SOURCE PASSAGE:
:::::

If pharma companies had end of school awards before the summer holidays United Therapeutics (UTHR) would be lining up to get a well deserved gold star for achieving its goal of bagging two US approvals in the space of just eight weeks. On Friday, the FDA granted approval to its inhaled pulmonary arterial hypertension (PAH) drug Tyvaso.
This latest marketing authorisation comes hot on the heels of the regulator giving Adcirca the green light back in June. As previously pointed out by EP Vantage, while approval of Adcirca was a big positive, as the biggest growth driver at United Tyvaso's approval was the important event and the one that the market had been waiting for (One down and one to go in United’s approval quest, May 27, 2009). Friday, shares in United had risen by 12% to $95.59, their highest level since October 2008.
But it was not all plain sailing. As a condition of approval United has had to agree to post marketing modifications to its inhalation device, to perform a usability study on the device and collect pharmokinetic data to show that the dosing using the modified device is similar to that of the old one.
Also in line with the FDA’s increased caution over inhaled products, United has also signed up to conduct a long-term study to look at possible toxicity risk to patients on the treatment. The deadline for completing the modifications to the device and collecting PK data are October 31, 2010, while the long-term study is expected to complete by December 15, 2013.
Despite the additional work that the group has to complete, what has pleased most observers is the fact that the group can go on marketing the drug while these details are being sorted out.
With its approval now in the bag, some analysts have started to speculate that the drug, a version of United’s Remodulin, could start to steal market share from Actelion’s (ALIOF.PK) Ventavis, the only other approved inhaled PAH therapy in the US. Tyvaso is forecast to have sales of $258m by 2014, according to consensus forecasts from EvaluatePharma
Ventavis was launched in 2005 and last year had sales of $88m. While it is approved in a wider patient population including the more severely ill PAH patients, what might help Tyvaso eat a good chunk of Ventavis’ lunch is its more convenient dosing regimen of approximately four inhalations versus six to nine. Tyvaso also has a quicker onset of action.

:::::

DATASET EXCERPTS:

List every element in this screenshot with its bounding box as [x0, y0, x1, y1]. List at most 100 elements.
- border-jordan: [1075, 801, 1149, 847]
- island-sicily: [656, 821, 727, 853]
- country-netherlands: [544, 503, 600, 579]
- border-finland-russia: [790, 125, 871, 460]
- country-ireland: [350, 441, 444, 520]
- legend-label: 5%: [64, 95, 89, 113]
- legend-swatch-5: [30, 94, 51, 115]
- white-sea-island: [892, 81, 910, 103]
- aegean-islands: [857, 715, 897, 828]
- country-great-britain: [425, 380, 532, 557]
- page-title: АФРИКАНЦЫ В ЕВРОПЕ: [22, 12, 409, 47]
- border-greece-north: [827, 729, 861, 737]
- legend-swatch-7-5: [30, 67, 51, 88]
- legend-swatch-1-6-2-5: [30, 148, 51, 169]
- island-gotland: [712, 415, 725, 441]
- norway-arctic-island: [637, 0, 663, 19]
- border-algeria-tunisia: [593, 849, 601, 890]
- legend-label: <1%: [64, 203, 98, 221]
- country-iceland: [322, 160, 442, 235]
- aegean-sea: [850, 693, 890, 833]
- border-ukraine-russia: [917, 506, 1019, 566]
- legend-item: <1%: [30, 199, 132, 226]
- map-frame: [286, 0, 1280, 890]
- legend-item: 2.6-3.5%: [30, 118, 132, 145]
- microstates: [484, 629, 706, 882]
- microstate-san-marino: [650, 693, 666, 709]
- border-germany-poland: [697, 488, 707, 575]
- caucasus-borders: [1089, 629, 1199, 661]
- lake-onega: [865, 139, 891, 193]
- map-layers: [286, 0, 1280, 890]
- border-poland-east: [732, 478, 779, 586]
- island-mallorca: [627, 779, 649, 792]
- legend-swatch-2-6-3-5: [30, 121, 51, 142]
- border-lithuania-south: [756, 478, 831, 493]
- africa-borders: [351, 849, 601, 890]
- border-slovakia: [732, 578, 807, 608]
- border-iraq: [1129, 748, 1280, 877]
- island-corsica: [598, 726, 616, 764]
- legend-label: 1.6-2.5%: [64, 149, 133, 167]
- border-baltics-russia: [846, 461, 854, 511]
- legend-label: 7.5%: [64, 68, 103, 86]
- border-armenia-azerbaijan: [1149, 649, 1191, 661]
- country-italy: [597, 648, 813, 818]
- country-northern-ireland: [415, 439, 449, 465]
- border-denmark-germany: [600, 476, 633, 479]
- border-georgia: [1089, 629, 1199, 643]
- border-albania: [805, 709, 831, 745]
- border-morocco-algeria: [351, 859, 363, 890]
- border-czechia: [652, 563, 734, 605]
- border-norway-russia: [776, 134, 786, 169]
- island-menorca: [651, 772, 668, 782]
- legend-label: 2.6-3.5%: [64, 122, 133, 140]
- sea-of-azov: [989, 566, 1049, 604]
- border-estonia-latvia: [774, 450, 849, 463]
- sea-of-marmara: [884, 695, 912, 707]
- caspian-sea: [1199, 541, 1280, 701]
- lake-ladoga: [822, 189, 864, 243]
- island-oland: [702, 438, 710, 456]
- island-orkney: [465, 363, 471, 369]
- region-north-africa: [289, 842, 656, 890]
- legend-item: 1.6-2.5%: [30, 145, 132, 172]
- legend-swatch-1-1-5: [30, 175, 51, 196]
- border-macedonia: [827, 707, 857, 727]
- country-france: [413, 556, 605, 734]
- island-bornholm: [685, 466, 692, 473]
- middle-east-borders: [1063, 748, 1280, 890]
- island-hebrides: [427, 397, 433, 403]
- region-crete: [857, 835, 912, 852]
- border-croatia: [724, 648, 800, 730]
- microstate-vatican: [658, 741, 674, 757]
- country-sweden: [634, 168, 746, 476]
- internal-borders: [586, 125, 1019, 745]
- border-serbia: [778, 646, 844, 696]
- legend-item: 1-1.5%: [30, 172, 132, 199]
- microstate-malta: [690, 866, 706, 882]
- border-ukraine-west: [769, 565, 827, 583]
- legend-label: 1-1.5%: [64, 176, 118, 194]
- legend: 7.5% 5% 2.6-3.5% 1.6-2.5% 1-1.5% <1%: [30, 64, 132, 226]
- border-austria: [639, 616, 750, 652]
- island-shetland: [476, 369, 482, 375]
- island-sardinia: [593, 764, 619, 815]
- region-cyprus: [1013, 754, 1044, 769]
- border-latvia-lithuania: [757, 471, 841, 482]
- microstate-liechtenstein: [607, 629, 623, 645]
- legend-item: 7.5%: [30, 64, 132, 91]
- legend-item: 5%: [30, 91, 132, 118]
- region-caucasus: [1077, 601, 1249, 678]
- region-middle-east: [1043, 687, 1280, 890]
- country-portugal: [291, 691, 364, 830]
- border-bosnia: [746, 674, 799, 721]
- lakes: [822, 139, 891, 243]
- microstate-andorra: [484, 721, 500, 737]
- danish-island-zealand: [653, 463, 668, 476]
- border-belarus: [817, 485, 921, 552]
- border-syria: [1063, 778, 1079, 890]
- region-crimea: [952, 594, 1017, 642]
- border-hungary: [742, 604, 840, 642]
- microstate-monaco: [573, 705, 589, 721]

:::::

ASSIGNMENT A: Reproduce the passage of the article on Tyvaso's FDA approval from "Despite the additional" to "being sorted out.".
ASSIGNMENT B: Name every drug, by brand name, that the article on Tyvaso's FDA approval mentions.
ASSIGNMENT C: Write the next part of the article on Tyvaso's FDA approval, picking up after its final sentence.

TASK OUTPUT A:
Despite the additional work that the group has to complete, what has pleased most observers is the fact that the group can go on marketing the drug while these details are being sorted out.

TASK OUTPUT B: Tyvaso, Adcirca, Remodulin, Ventavis

TASK OUTPUT C:
All of this should leave Tyvaso in a good position to fulfill its potential as the biggest growth driver at the company over the next seven years. European approval could also come before the end of the fourth quarter, giving sales and the share price, which has risen by an impressive 48% since the beginning of the year, another boost. Friday, however, investors appeared to be taking profits, sending the shares down 4% in early trading to $92.13.
With its three approved pulmonary products and the potential of an oral formulation of its current best seller, Remodulin, reaching the market by late 2011 - if dosing issues are sorted out and phase III trials due at the end of 2010 are positive - it is natural that some in the market have started to speculate that United may be a potential takeout target for a large pharma company.
This may be true, however, United’s rather hefty looking current market cap of $2.53bn which makes its look very over valued in relation to the value of its all products at $1.29bn, according to EvaluatePharma’s NPV Analyzer, might be a little off putting.
What might encourage someone to take a punt is the impressive profit growth at the company, which is forecast to move into the black this year and also deliver a 52% rise in reported operating profits over the next seven years to $376m. Add to this the potential approval of oral Remodulin, which will widen even further the group’s reach in the PAH space, someone may be willing to take a chance.